Below are entries. Pull out all lines containing "JSON".

_Information supplied_:
========================================================================

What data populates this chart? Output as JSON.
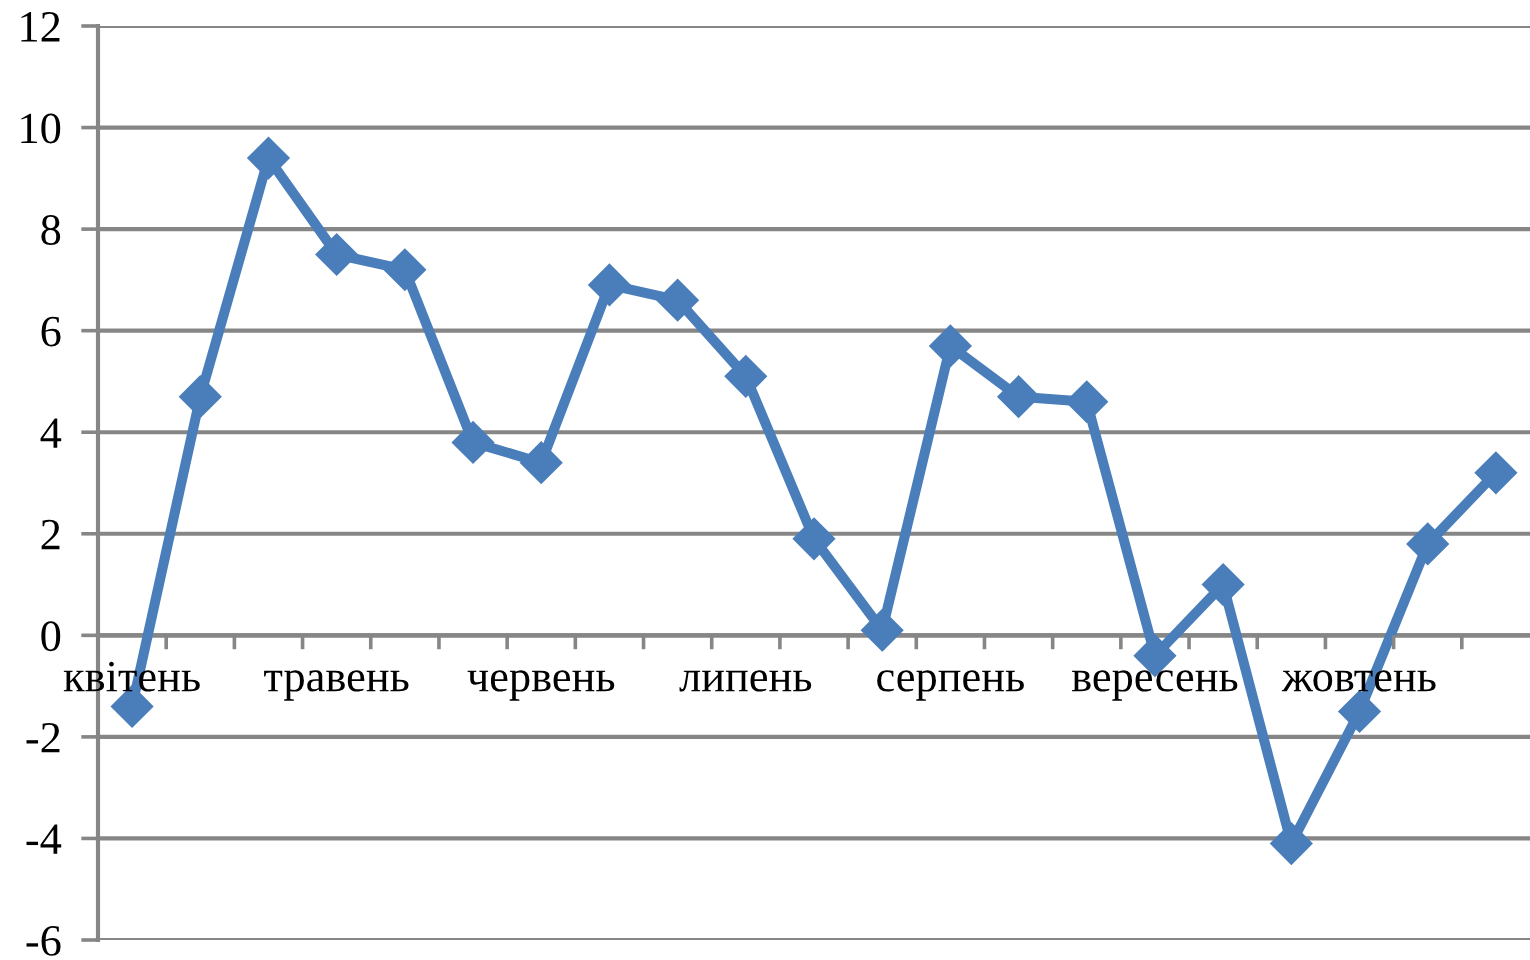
{
  "chart_data": {
    "type": "line",
    "categories": [
      "квітень",
      null,
      null,
      "травень",
      null,
      null,
      "червень",
      null,
      null,
      "липень",
      null,
      null,
      "серпень",
      null,
      null,
      "вересень",
      null,
      null,
      "жовтень",
      null,
      null
    ],
    "series": [
      {
        "color": "#4a7ebb",
        "values": [
          -1.4,
          4.7,
          9.4,
          7.5,
          7.2,
          3.8,
          3.4,
          6.9,
          6.6,
          5.1,
          1.9,
          0.1,
          5.7,
          4.7,
          4.6,
          -0.4,
          1.0,
          -4.1,
          -1.5,
          1.8,
          3.2
        ]
      }
    ],
    "ylim": [
      -6,
      12
    ],
    "yticks": [
      -6,
      -4,
      -2,
      0,
      2,
      4,
      6,
      8,
      10,
      12
    ],
    "grid": "y",
    "marker": "diamond",
    "line_style": "solid"
  }
}
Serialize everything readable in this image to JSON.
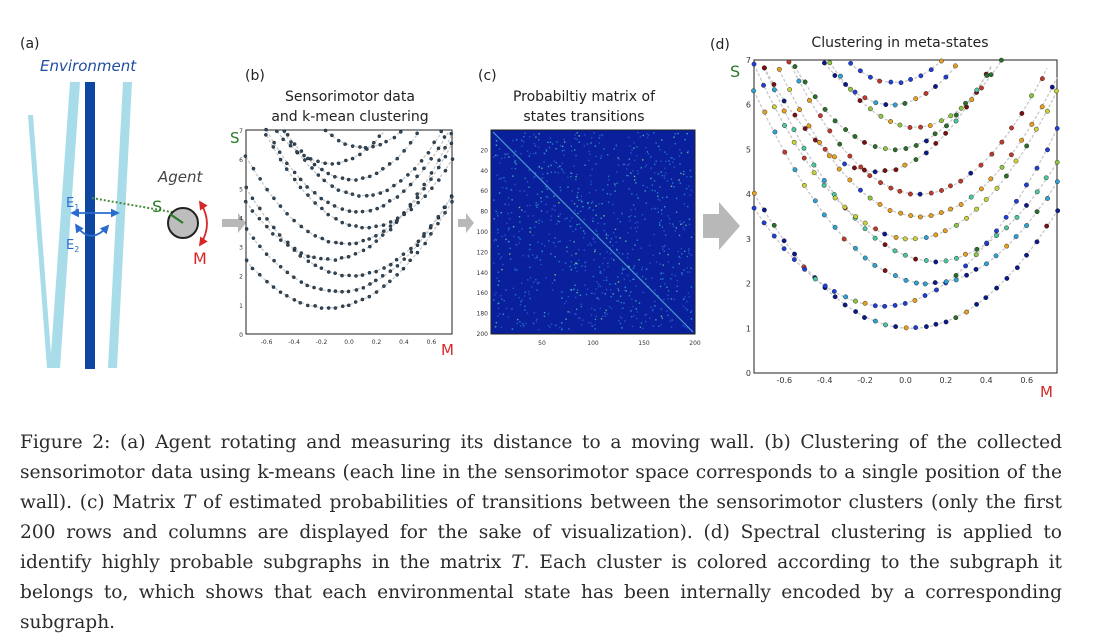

========================================================================

_Final result_:
What data populates this chart? Output as JSON.
Serialize everything readable in this image to JSON.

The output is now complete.